**WHAT YOU NEED TO DO:**
Every entry below should be repeated exactly; the pictures should not.

**Data extracted from a collection:**
----
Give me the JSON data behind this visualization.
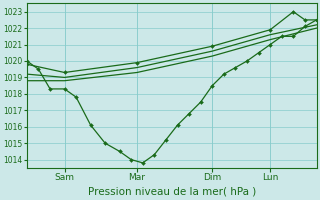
{
  "title": "Pression niveau de la mer( hPa )",
  "bg_color": "#cce8e8",
  "grid_color": "#88cccc",
  "line_color": "#1a6b1a",
  "ylim": [
    1013.5,
    1023.5
  ],
  "yticks": [
    1014,
    1015,
    1016,
    1017,
    1018,
    1019,
    1020,
    1021,
    1022,
    1023
  ],
  "xtick_labels": [
    "Sam",
    "Mar",
    "Dim",
    "Lun"
  ],
  "xtick_positions": [
    0.13,
    0.38,
    0.64,
    0.84
  ],
  "vlines": [
    0.13,
    0.38,
    0.64,
    0.84
  ],
  "series1": {
    "x": [
      0.0,
      0.04,
      0.08,
      0.13,
      0.17,
      0.22,
      0.27,
      0.32,
      0.36,
      0.4,
      0.44,
      0.48,
      0.52,
      0.56,
      0.6,
      0.64,
      0.68,
      0.72,
      0.76,
      0.8,
      0.84,
      0.88,
      0.92,
      0.96,
      1.0
    ],
    "y": [
      1020.0,
      1019.5,
      1018.3,
      1018.3,
      1017.8,
      1016.1,
      1015.0,
      1014.5,
      1014.0,
      1013.8,
      1014.3,
      1015.2,
      1016.1,
      1016.8,
      1017.5,
      1018.5,
      1019.2,
      1019.6,
      1020.0,
      1020.5,
      1021.0,
      1021.5,
      1021.5,
      1022.1,
      1022.5
    ],
    "markers": true
  },
  "series2": {
    "x": [
      0.0,
      0.13,
      0.38,
      0.64,
      0.84,
      1.0
    ],
    "y": [
      1018.8,
      1018.8,
      1019.3,
      1020.3,
      1021.3,
      1022.0
    ],
    "markers": false
  },
  "series3": {
    "x": [
      0.0,
      0.13,
      0.38,
      0.64,
      0.84,
      1.0
    ],
    "y": [
      1019.2,
      1019.0,
      1019.6,
      1020.6,
      1021.6,
      1022.2
    ],
    "markers": false
  },
  "series4": {
    "x": [
      0.0,
      0.13,
      0.38,
      0.64,
      0.84,
      0.92,
      0.96,
      1.0
    ],
    "y": [
      1019.8,
      1019.3,
      1019.9,
      1020.9,
      1021.9,
      1023.0,
      1022.5,
      1022.5
    ],
    "markers": true
  }
}
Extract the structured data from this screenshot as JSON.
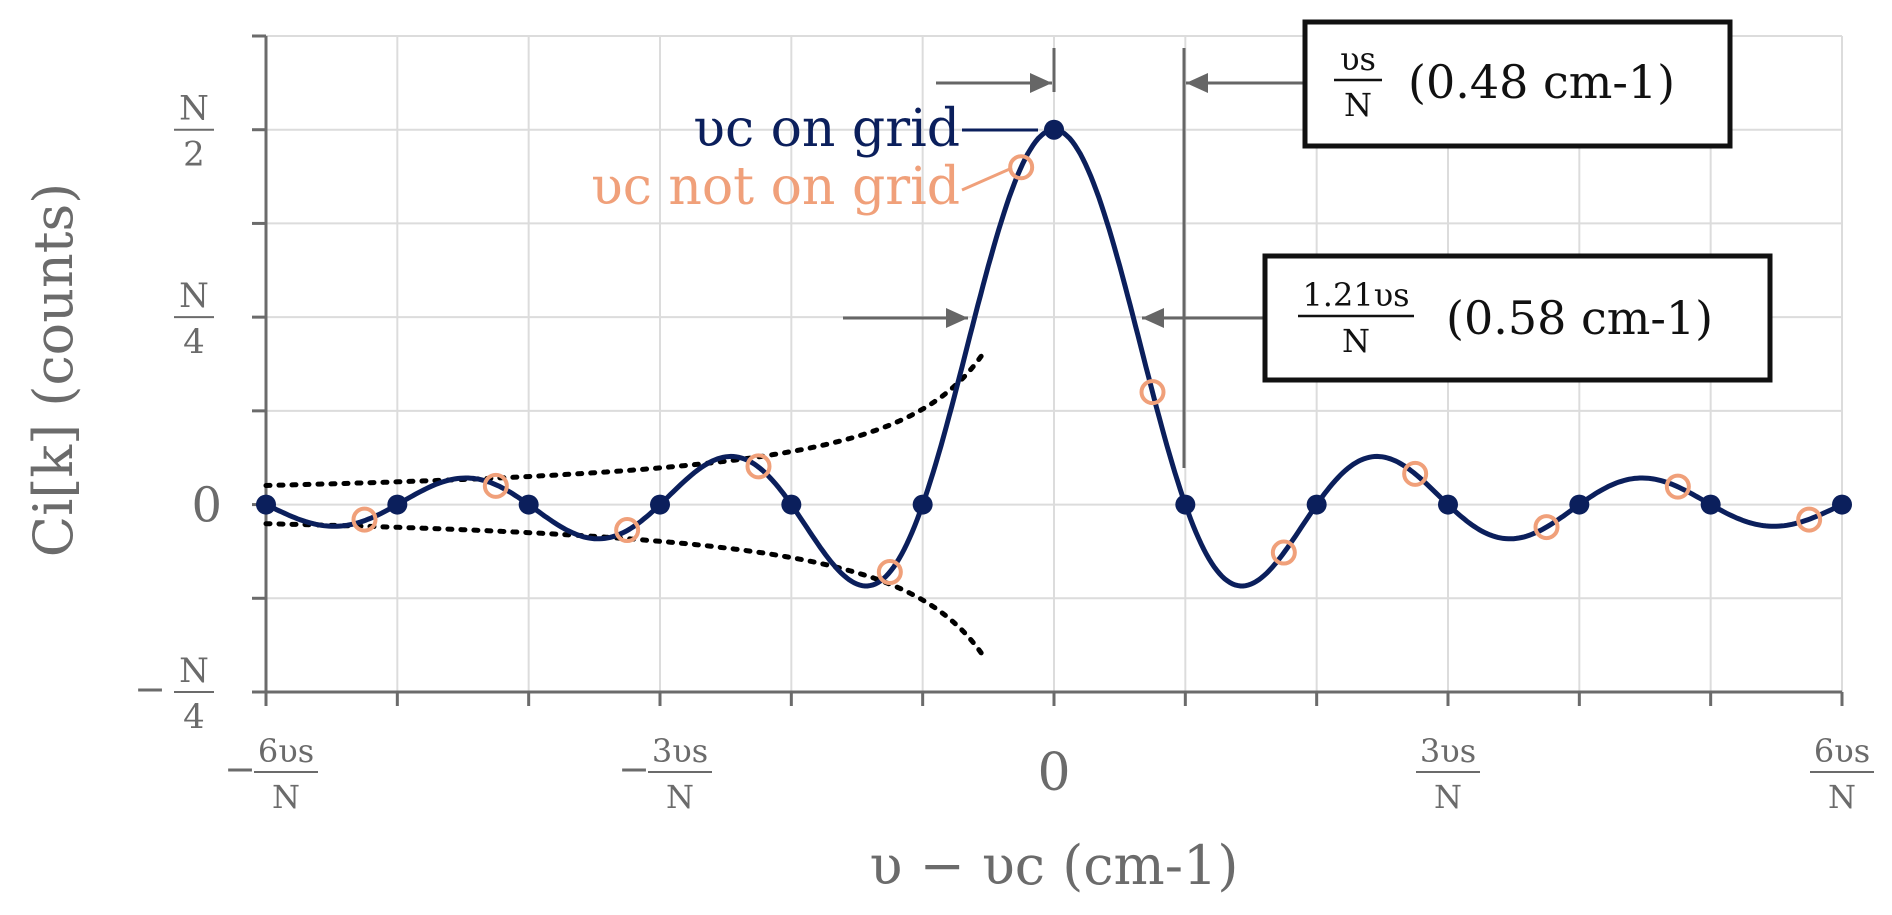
{
  "chart_data": {
    "type": "line",
    "xlabel": "υ − υc (cm-1)",
    "ylabel": "Ci[k] (counts)",
    "x_unit": "υs/N",
    "y_unit": "N",
    "xlim": [
      -6,
      6
    ],
    "ylim": [
      -0.25,
      0.625
    ],
    "grid": true,
    "x_ticks": [
      {
        "value": -6,
        "sign": "−",
        "num": "6υs",
        "den": "N"
      },
      {
        "value": -3,
        "sign": "−",
        "num": "3υs",
        "den": "N"
      },
      {
        "value": 0,
        "text": "0"
      },
      {
        "value": 3,
        "sign": "",
        "num": "3υs",
        "den": "N"
      },
      {
        "value": 6,
        "sign": "",
        "num": "6υs",
        "den": "N"
      }
    ],
    "y_ticks": [
      {
        "value": 0.5,
        "sign": "",
        "num": "N",
        "den": "2"
      },
      {
        "value": 0.25,
        "sign": "",
        "num": "N",
        "den": "4"
      },
      {
        "value": 0,
        "text": "0"
      },
      {
        "value": -0.25,
        "sign": "−",
        "num": "N",
        "den": "4"
      }
    ],
    "series": [
      {
        "name": "υc on grid",
        "color": "#0b1f5c",
        "x": [
          -6,
          -5,
          -4,
          -3,
          -2,
          -1,
          0,
          1,
          2,
          3,
          4,
          5,
          6
        ],
        "y": [
          0,
          0,
          0,
          0,
          0,
          0,
          0.5,
          0,
          0,
          0,
          0,
          0,
          0
        ]
      },
      {
        "name": "υc not on grid",
        "color": "#f0a07a",
        "x": [
          -5.25,
          -4.25,
          -3.25,
          -2.25,
          -1.25,
          -0.25,
          0.75,
          1.75,
          2.75,
          3.75,
          4.75,
          5.75
        ],
        "y": [
          -0.02,
          0.025,
          -0.034,
          0.051,
          -0.09,
          0.45,
          0.15,
          -0.064,
          0.041,
          -0.03,
          0.024,
          -0.02
        ]
      }
    ],
    "envelope": {
      "style": "dotted",
      "color": "#000000"
    },
    "annotations": [
      {
        "label_num": "υs",
        "label_den": "N",
        "label_value": "(0.48 cm-1)"
      },
      {
        "label_num": "1.21υs",
        "label_den": "N",
        "label_value": "(0.58 cm-1)"
      }
    ]
  }
}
----
**IN RESPONSE:**
Give me the JSON data behind this visualization.
{
  "title": "Pression niveau de la mer( hPa )",
  "bg_color": "#cce8e8",
  "grid_color": "#88cccc",
  "line_color": "#1a6b1a",
  "ylim": [
    1013.5,
    1023.5
  ],
  "yticks": [
    1014,
    1015,
    1016,
    1017,
    1018,
    1019,
    1020,
    1021,
    1022,
    1023
  ],
  "xtick_labels": [
    "Sam",
    "Mar",
    "Dim",
    "Lun"
  ],
  "xtick_positions": [
    0.13,
    0.38,
    0.64,
    0.84
  ],
  "vlines": [
    0.13,
    0.38,
    0.64,
    0.84
  ],
  "series1": {
    "x": [
      0.0,
      0.04,
      0.08,
      0.13,
      0.17,
      0.22,
      0.27,
      0.32,
      0.36,
      0.4,
      0.44,
      0.48,
      0.52,
      0.56,
      0.6,
      0.64,
      0.68,
      0.72,
      0.76,
      0.8,
      0.84,
      0.88,
      0.92,
      0.96,
      1.0
    ],
    "y": [
      1020.0,
      1019.5,
      1018.3,
      1018.3,
      1017.8,
      1016.1,
      1015.0,
      1014.5,
      1014.0,
      1013.8,
      1014.3,
      1015.2,
      1016.1,
      1016.8,
      1017.5,
      1018.5,
      1019.2,
      1019.6,
      1020.0,
      1020.5,
      1021.0,
      1021.5,
      1021.5,
      1022.1,
      1022.5
    ],
    "markers": true
  },
  "series2": {
    "x": [
      0.0,
      0.13,
      0.38,
      0.64,
      0.84,
      1.0
    ],
    "y": [
      1018.8,
      1018.8,
      1019.3,
      1020.3,
      1021.3,
      1022.0
    ],
    "markers": false
  },
  "series3": {
    "x": [
      0.0,
      0.13,
      0.38,
      0.64,
      0.84,
      1.0
    ],
    "y": [
      1019.2,
      1019.0,
      1019.6,
      1020.6,
      1021.6,
      1022.2
    ],
    "markers": false
  },
  "series4": {
    "x": [
      0.0,
      0.13,
      0.38,
      0.64,
      0.84,
      0.92,
      0.96,
      1.0
    ],
    "y": [
      1019.8,
      1019.3,
      1019.9,
      1020.9,
      1021.9,
      1023.0,
      1022.5,
      1022.5
    ],
    "markers": true
  }
}
Extract the structured data from this screenshot as JSON.
{
  "chart_data": {
    "type": "line",
    "xlabel": "υ − υc (cm-1)",
    "ylabel": "Ci[k] (counts)",
    "x_unit": "υs/N",
    "y_unit": "N",
    "xlim": [
      -6,
      6
    ],
    "ylim": [
      -0.25,
      0.625
    ],
    "grid": true,
    "x_ticks": [
      {
        "value": -6,
        "sign": "−",
        "num": "6υs",
        "den": "N"
      },
      {
        "value": -3,
        "sign": "−",
        "num": "3υs",
        "den": "N"
      },
      {
        "value": 0,
        "text": "0"
      },
      {
        "value": 3,
        "sign": "",
        "num": "3υs",
        "den": "N"
      },
      {
        "value": 6,
        "sign": "",
        "num": "6υs",
        "den": "N"
      }
    ],
    "y_ticks": [
      {
        "value": 0.5,
        "sign": "",
        "num": "N",
        "den": "2"
      },
      {
        "value": 0.25,
        "sign": "",
        "num": "N",
        "den": "4"
      },
      {
        "value": 0,
        "text": "0"
      },
      {
        "value": -0.25,
        "sign": "−",
        "num": "N",
        "den": "4"
      }
    ],
    "series": [
      {
        "name": "υc on grid",
        "color": "#0b1f5c",
        "x": [
          -6,
          -5,
          -4,
          -3,
          -2,
          -1,
          0,
          1,
          2,
          3,
          4,
          5,
          6
        ],
        "y": [
          0,
          0,
          0,
          0,
          0,
          0,
          0.5,
          0,
          0,
          0,
          0,
          0,
          0
        ]
      },
      {
        "name": "υc not on grid",
        "color": "#f0a07a",
        "x": [
          -5.25,
          -4.25,
          -3.25,
          -2.25,
          -1.25,
          -0.25,
          0.75,
          1.75,
          2.75,
          3.75,
          4.75,
          5.75
        ],
        "y": [
          -0.02,
          0.025,
          -0.034,
          0.051,
          -0.09,
          0.45,
          0.15,
          -0.064,
          0.041,
          -0.03,
          0.024,
          -0.02
        ]
      }
    ],
    "envelope": {
      "style": "dotted",
      "color": "#000000"
    },
    "annotations": [
      {
        "label_num": "υs",
        "label_den": "N",
        "label_value": "(0.48 cm-1)"
      },
      {
        "label_num": "1.21υs",
        "label_den": "N",
        "label_value": "(0.58 cm-1)"
      }
    ]
  }
}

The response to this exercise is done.